Required task 1
In two sentences, summarize the Sydney Ferries Limited passage.
Required task 2
Reproduce the Sydney Ferries Limited passage word for word from "Company operating ferries" to "to 15 million.".

Source passage

::::::

Sydney Ferries Limited
- Founded: 1861
- Defunct: 30 June 1951
- Successor: Sydney Harbour Transport Board
- Headquarters: Sydney, Australia
- Area served: Sydney Harbour
- Key people: Colonel A Spain (Chairman)
- Services: Ferry operator

= Sydney Ferries Limited =

Company operating ferries in Sydney, New South Wales, Australia

Sydney Ferries Limited operated ferry services on Sydney Harbour from 1900 until June 1951.

The company grew out of the North Shore Steam Ferry Company and took over smaller ferry operators to become the largest ferry operator in Sydney's history. Without a physical connection across the harbour, demand for ferry services to developing areas on the North Shore rose dramatically and Sydney Ferries commissioned 27 large ferries in its own right between 1900 and 1922. The company named its vessels with Australian Aboriginal words beginning with "K".

The 1932 opening of the Sydney Harbour Bridge saw the companies annual patronage drop from 40 million to 15 million.

::::::

Dataset content
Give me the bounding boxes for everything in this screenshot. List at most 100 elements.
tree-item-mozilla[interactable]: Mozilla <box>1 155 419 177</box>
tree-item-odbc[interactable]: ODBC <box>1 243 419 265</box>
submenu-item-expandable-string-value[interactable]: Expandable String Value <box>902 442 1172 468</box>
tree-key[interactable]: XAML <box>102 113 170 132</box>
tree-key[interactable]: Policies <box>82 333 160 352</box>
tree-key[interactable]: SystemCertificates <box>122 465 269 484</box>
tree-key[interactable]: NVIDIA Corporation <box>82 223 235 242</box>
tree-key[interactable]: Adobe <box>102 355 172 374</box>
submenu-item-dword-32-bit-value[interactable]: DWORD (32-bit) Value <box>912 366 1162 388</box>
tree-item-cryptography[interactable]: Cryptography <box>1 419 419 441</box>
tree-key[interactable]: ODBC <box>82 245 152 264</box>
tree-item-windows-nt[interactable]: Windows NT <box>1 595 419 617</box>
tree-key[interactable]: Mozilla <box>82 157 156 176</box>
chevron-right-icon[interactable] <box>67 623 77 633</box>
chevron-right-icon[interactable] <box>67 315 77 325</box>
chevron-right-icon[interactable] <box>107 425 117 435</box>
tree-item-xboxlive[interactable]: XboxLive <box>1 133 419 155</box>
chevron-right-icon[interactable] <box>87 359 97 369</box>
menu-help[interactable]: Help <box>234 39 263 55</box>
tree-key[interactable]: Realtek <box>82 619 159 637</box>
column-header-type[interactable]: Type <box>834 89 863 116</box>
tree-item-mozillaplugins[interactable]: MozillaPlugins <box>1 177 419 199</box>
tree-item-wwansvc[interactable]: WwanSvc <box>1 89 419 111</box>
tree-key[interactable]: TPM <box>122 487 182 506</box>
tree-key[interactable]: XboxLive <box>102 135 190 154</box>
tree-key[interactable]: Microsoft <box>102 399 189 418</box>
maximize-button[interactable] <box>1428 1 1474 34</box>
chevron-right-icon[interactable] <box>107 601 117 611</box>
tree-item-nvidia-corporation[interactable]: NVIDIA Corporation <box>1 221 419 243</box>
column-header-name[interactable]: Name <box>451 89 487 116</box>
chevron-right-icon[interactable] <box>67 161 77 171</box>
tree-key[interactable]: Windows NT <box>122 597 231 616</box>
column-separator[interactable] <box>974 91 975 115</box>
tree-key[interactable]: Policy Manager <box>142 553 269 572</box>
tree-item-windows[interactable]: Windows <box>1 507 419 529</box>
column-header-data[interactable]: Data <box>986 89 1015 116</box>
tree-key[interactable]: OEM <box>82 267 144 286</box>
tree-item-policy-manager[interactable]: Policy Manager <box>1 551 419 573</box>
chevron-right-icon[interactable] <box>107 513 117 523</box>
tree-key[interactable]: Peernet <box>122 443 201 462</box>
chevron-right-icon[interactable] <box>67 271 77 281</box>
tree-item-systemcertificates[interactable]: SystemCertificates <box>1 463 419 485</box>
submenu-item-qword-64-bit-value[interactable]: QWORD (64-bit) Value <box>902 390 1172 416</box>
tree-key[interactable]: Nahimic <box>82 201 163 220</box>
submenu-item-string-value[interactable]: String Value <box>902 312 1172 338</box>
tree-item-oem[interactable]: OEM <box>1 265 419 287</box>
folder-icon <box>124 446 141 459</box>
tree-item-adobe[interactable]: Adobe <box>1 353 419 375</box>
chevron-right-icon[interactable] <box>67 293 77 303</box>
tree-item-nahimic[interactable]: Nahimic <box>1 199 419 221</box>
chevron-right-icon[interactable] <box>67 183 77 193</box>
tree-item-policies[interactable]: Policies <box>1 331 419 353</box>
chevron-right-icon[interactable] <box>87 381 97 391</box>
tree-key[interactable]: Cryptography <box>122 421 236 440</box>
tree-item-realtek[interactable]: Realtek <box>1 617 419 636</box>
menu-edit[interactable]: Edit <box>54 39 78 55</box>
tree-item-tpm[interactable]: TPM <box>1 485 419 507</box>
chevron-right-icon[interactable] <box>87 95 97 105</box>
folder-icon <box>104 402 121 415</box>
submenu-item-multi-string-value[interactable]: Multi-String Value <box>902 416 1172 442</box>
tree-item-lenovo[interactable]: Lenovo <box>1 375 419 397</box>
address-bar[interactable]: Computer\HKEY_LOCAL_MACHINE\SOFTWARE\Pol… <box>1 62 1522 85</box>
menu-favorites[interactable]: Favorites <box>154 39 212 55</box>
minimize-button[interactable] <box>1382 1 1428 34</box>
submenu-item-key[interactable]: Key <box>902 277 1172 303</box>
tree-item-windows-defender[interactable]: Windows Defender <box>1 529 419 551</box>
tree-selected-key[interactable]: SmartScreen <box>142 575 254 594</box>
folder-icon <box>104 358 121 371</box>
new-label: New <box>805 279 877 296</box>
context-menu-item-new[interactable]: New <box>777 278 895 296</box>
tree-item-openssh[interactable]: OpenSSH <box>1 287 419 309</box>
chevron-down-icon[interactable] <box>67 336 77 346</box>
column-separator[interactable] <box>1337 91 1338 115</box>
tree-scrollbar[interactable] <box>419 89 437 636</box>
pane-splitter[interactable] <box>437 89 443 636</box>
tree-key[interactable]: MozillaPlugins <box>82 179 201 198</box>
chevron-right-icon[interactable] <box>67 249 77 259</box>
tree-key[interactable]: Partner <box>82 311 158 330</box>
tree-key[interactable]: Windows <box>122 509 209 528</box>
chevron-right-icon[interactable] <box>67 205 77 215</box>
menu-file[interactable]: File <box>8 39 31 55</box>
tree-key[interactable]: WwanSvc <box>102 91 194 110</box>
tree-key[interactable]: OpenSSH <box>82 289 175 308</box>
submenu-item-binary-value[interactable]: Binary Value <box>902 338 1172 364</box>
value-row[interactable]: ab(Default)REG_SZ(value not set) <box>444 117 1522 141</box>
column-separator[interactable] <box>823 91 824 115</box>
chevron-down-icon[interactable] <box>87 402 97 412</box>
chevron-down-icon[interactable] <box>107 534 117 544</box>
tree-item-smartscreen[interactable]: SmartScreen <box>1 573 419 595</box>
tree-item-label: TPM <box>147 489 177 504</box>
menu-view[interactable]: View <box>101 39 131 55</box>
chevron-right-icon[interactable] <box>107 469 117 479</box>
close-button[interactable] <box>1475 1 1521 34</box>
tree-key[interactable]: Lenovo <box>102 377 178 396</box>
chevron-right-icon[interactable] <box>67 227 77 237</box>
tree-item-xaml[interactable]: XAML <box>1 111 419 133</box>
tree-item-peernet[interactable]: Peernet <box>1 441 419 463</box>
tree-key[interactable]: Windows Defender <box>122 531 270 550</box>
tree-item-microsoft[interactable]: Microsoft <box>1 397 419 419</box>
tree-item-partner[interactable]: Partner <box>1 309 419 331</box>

::::::

Written answer 1
Sydney Ferries Limited grew out of the North Shore Steam Ferry Company and absorbed smaller operators to become Sydney's largest-ever ferry operator, running services on Sydney Harbour from 1900 until June 1951. It commissioned 27 large ferries between 1900 and 1922 to meet rising North Shore demand and gave its vessels Australian Aboriginal names beginning with "K", but annual patronage fell from 40 million to 15 million after the Sydney Harbour Bridge opened in 1932.

Written answer 2
Company operating ferries in Sydney, New South Wales, Australia

Sydney Ferries Limited operated ferry services on Sydney Harbour from 1900 until June 1951.

The company grew out of the North Shore Steam Ferry Company and took over smaller ferry operators to become the largest ferry operator in Sydney's history. Without a physical connection across the harbour, demand for ferry services to developing areas on the North Shore rose dramatically and Sydney Ferries commissioned 27 large ferries in its own right between 1900 and 1922. The company named its vessels with Australian Aboriginal words beginning with "K".

The 1932 opening of the Sydney Harbour Bridge saw the companies annual patronage drop from 40 million to 15 million.